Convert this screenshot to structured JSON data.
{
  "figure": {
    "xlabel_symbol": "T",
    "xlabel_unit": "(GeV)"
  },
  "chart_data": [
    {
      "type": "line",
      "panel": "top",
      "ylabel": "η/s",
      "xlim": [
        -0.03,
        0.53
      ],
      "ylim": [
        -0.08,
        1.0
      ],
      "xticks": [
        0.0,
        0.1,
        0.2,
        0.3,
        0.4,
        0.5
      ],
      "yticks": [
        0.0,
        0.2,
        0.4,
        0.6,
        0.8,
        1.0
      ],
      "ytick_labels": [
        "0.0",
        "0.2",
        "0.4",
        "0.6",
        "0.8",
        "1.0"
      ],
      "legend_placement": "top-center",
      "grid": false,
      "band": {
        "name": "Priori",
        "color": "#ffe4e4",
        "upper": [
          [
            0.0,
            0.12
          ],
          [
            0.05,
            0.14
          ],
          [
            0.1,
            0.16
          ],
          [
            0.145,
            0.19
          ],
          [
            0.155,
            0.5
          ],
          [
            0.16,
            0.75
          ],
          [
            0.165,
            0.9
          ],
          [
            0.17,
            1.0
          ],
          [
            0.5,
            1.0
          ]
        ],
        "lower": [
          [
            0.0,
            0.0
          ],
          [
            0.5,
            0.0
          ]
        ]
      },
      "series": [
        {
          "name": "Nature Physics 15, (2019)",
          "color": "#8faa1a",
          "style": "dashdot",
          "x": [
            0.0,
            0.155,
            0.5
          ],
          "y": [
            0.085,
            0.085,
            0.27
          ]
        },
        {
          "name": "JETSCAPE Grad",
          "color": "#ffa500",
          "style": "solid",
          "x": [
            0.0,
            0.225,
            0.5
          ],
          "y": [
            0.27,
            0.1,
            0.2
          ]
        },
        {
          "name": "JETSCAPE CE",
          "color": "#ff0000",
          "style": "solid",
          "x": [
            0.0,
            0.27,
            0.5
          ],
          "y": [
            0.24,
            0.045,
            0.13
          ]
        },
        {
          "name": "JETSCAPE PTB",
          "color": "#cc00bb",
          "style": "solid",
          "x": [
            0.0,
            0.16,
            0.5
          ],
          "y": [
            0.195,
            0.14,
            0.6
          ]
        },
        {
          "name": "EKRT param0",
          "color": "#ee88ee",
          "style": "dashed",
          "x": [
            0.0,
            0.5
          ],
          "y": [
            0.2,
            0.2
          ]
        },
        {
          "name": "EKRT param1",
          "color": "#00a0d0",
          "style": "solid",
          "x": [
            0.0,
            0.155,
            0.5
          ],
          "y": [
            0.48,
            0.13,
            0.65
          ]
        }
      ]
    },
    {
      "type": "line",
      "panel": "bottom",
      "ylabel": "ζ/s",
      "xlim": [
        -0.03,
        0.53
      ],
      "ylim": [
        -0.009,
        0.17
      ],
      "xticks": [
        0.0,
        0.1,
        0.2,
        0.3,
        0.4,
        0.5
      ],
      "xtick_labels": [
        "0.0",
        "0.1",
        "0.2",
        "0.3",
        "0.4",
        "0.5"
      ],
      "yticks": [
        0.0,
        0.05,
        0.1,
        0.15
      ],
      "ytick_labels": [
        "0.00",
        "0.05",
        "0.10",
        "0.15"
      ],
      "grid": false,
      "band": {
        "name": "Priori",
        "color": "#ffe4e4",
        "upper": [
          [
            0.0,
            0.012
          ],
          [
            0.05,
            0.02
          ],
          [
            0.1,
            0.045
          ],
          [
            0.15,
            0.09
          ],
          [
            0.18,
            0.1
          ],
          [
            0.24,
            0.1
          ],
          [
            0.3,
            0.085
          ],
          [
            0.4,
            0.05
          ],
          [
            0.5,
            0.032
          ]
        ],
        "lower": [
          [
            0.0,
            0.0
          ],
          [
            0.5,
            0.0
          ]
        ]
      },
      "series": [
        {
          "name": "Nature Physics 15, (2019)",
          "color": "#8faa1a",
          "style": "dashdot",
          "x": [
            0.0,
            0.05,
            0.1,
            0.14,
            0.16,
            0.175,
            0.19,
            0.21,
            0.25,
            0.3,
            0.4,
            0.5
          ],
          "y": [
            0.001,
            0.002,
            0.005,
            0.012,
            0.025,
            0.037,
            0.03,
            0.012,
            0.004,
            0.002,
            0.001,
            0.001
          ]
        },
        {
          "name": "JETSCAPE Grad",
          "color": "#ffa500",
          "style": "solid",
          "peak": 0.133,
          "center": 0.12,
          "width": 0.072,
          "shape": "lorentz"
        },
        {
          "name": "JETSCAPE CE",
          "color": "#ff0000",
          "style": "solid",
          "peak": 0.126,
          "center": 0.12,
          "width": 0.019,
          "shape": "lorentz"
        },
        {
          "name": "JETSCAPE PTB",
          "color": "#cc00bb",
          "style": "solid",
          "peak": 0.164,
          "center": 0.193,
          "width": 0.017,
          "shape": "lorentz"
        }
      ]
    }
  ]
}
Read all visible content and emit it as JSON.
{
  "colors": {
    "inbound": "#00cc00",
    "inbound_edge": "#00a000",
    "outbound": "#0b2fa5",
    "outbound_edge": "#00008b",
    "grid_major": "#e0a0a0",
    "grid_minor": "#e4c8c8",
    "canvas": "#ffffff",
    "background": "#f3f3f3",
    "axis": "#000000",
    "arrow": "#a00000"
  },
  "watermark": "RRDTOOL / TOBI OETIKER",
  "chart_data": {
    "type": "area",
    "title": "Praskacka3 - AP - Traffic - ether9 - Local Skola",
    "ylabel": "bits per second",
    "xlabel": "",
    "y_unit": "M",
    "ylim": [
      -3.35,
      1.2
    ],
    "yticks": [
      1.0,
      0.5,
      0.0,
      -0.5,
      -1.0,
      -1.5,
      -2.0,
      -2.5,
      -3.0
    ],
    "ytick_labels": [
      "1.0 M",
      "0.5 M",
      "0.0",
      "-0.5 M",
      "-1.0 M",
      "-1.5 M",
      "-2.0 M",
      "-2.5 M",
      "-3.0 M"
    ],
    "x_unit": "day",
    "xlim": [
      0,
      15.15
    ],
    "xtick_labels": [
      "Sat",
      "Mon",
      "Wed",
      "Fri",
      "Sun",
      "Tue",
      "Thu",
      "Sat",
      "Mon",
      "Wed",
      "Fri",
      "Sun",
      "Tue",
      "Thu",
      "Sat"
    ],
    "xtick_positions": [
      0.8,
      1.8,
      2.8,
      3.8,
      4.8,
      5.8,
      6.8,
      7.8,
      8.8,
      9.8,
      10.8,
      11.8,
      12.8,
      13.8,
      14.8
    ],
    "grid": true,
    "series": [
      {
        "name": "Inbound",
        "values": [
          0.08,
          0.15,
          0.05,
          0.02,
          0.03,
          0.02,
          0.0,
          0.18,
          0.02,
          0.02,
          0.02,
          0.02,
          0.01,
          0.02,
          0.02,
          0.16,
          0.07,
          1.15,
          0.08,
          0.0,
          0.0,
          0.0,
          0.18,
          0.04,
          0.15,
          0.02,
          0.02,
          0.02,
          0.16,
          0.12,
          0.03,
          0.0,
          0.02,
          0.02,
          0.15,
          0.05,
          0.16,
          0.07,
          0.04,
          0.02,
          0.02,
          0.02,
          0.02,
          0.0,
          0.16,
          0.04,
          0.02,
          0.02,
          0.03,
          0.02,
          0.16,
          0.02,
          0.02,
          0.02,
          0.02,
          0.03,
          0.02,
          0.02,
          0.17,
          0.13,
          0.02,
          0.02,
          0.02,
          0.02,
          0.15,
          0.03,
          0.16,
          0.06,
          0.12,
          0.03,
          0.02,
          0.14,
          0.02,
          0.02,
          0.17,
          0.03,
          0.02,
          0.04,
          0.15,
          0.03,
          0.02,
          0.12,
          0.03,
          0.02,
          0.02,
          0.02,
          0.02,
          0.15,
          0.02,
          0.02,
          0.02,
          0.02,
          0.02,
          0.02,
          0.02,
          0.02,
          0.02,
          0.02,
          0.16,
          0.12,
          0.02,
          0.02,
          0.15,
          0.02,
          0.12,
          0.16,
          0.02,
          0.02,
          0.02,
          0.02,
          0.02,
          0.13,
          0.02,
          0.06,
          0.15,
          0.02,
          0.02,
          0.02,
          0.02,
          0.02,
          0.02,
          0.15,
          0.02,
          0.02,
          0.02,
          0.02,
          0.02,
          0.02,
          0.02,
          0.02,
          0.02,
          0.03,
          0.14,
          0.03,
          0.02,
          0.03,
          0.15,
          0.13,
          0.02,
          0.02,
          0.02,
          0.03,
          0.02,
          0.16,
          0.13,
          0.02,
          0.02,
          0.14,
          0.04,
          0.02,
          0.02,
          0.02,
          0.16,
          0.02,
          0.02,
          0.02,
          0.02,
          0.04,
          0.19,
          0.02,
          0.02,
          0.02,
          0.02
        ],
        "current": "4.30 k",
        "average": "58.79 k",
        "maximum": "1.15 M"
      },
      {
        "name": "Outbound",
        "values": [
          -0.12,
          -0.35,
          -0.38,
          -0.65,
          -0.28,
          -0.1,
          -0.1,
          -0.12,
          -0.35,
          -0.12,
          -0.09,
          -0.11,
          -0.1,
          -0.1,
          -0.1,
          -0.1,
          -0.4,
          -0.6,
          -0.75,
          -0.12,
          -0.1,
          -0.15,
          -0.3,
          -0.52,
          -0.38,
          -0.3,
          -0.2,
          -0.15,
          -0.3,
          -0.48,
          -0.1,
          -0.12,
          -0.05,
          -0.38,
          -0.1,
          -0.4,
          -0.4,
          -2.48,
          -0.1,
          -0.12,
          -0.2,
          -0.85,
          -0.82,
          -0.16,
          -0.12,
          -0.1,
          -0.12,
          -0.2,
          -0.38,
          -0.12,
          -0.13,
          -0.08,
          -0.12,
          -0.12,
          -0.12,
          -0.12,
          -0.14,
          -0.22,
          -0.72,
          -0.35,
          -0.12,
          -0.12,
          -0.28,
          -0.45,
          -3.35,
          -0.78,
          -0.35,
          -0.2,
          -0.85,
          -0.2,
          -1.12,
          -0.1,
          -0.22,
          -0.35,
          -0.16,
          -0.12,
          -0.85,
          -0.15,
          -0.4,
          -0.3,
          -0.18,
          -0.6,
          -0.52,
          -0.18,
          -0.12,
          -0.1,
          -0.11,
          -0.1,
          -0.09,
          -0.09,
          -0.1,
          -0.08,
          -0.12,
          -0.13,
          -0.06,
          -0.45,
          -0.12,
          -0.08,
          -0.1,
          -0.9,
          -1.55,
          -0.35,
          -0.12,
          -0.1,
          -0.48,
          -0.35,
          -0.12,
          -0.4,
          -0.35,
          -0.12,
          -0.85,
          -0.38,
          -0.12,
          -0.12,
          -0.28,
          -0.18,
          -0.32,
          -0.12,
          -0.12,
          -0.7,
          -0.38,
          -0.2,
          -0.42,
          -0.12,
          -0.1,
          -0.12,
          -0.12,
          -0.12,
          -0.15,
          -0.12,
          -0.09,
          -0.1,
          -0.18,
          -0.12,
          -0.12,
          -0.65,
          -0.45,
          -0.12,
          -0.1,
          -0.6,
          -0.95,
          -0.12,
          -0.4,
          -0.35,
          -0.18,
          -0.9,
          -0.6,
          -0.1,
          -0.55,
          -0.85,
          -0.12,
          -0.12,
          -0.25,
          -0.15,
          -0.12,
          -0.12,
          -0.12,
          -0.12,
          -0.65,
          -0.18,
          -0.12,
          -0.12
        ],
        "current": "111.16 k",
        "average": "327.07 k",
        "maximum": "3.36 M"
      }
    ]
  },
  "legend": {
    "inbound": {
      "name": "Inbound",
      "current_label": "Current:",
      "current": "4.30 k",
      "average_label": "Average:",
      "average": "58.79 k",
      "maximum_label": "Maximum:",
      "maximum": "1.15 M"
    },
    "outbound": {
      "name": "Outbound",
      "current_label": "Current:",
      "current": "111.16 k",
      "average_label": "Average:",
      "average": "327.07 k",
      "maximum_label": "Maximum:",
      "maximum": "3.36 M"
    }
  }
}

__Stated task__: Take each line of the material that contains the word "JSON" and list it.

__Task result__:
Convert this screenshot to structured JSON data.
Read all visible content and emit it as JSON.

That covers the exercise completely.